* _Work instructions_
Present the following entries again, word for word and in full.

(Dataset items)
============================================================
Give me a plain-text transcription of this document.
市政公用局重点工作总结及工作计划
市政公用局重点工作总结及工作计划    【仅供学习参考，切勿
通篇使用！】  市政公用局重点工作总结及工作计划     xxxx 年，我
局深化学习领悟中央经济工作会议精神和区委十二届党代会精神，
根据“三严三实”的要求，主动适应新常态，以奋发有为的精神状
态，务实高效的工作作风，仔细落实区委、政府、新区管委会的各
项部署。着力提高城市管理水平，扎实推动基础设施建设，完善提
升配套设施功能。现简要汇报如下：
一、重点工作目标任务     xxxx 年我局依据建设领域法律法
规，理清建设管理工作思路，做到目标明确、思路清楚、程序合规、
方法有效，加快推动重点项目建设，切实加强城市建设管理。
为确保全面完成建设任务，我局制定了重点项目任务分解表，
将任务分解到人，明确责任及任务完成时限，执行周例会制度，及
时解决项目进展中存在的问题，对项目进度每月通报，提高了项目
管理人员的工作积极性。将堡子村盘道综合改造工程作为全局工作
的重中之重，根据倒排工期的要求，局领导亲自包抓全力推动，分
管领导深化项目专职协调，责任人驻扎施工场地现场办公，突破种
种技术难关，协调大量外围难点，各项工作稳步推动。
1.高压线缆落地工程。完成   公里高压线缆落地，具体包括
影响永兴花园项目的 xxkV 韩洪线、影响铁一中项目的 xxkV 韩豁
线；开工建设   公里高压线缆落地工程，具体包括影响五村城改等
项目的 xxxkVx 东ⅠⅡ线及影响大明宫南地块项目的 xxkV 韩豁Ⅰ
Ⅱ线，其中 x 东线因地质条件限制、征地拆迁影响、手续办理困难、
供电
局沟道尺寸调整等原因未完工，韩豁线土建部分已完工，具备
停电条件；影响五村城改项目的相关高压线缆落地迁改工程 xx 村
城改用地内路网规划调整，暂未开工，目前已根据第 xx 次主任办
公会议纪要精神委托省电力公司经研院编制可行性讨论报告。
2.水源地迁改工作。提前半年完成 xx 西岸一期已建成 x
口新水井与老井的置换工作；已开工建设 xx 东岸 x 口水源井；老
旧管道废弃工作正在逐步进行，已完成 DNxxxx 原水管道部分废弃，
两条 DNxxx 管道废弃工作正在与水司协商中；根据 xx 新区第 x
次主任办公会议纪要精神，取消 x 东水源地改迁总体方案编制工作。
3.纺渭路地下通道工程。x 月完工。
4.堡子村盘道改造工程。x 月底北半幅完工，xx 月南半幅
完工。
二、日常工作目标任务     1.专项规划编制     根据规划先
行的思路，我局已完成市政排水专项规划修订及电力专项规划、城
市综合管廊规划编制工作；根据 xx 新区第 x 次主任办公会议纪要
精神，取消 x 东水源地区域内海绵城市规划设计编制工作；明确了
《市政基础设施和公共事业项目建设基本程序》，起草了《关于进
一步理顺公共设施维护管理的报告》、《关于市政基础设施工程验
============================================================
* _Result of this task_
Give me a plain-text transcription of this document.
市政公用局重点工作总结及工作计划
市政公用局重点工作总结及工作计划    【仅供学习参考，切勿
通篇使用！】  市政公用局重点工作总结及工作计划     xxxx 年，我
局深化学习领悟中央经济工作会议精神和区委十二届党代会精神，
根据“三严三实”的要求，主动适应新常态，以奋发有为的精神状
态，务实高效的工作作风，仔细落实区委、政府、新区管委会的各
项部署。着力提高城市管理水平，扎实推动基础设施建设，完善提
升配套设施功能。现简要汇报如下：
一、重点工作目标任务     xxxx 年我局依据建设领域法律法
规，理清建设管理工作思路，做到目标明确、思路清楚、程序合规、
方法有效，加快推动重点项目建设，切实加强城市建设管理。
为确保全面完成建设任务，我局制定了重点项目任务分解表，
将任务分解到人，明确责任及任务完成时限，执行周例会制度，及
时解决项目进展中存在的问题，对项目进度每月通报，提高了项目
管理人员的工作积极性。将堡子村盘道综合改造工程作为全局工作
的重中之重，根据倒排工期的要求，局领导亲自包抓全力推动，分
管领导深化项目专职协调，责任人驻扎施工场地现场办公，突破种
种技术难关，协调大量外围难点，各项工作稳步推动。
1.高压线缆落地工程。完成   公里高压线缆落地，具体包括
影响永兴花园项目的 xxkV 韩洪线、影响铁一中项目的 xxkV 韩豁
线；开工建设   公里高压线缆落地工程，具体包括影响五村城改等
项目的 xxxkVx 东ⅠⅡ线及影响大明宫南地块项目的 xxkV 韩豁Ⅰ
Ⅱ线，其中 x 东线因地质条件限制、征地拆迁影响、手续办理困难、
供电
局沟道尺寸调整等原因未完工，韩豁线土建部分已完工，具备
停电条件；影响五村城改项目的相关高压线缆落地迁改工程 xx 村
城改用地内路网规划调整，暂未开工，目前已根据第 xx 次主任办
公会议纪要精神委托省电力公司经研院编制可行性讨论报告。
2.水源地迁改工作。提前半年完成 xx 西岸一期已建成 x
口新水井与老井的置换工作；已开工建设 xx 东岸 x 口水源井；老
旧管道废弃工作正在逐步进行，已完成 DNxxxx 原水管道部分废弃，
两条 DNxxx 管道废弃工作正在与水司协商中；根据 xx 新区第 x
次主任办公会议纪要精神，取消 x 东水源地改迁总体方案编制工作。
3.纺渭路地下通道工程。x 月完工。
4.堡子村盘道改造工程。x 月底北半幅完工，xx 月南半幅
完工。
二、日常工作目标任务     1.专项规划编制     根据规划先
行的思路，我局已完成市政排水专项规划修订及电力专项规划、城
市综合管廊规划编制工作；根据 xx 新区第 x 次主任办公会议纪要
精神，取消 x 东水源地区域内海绵城市规划设计编制工作；明确了
《市政基础设施和公共事业项目建设基本程序》，起草了《关于进
一步理顺公共设施维护管理的报告》、《关于市政基础设施工程验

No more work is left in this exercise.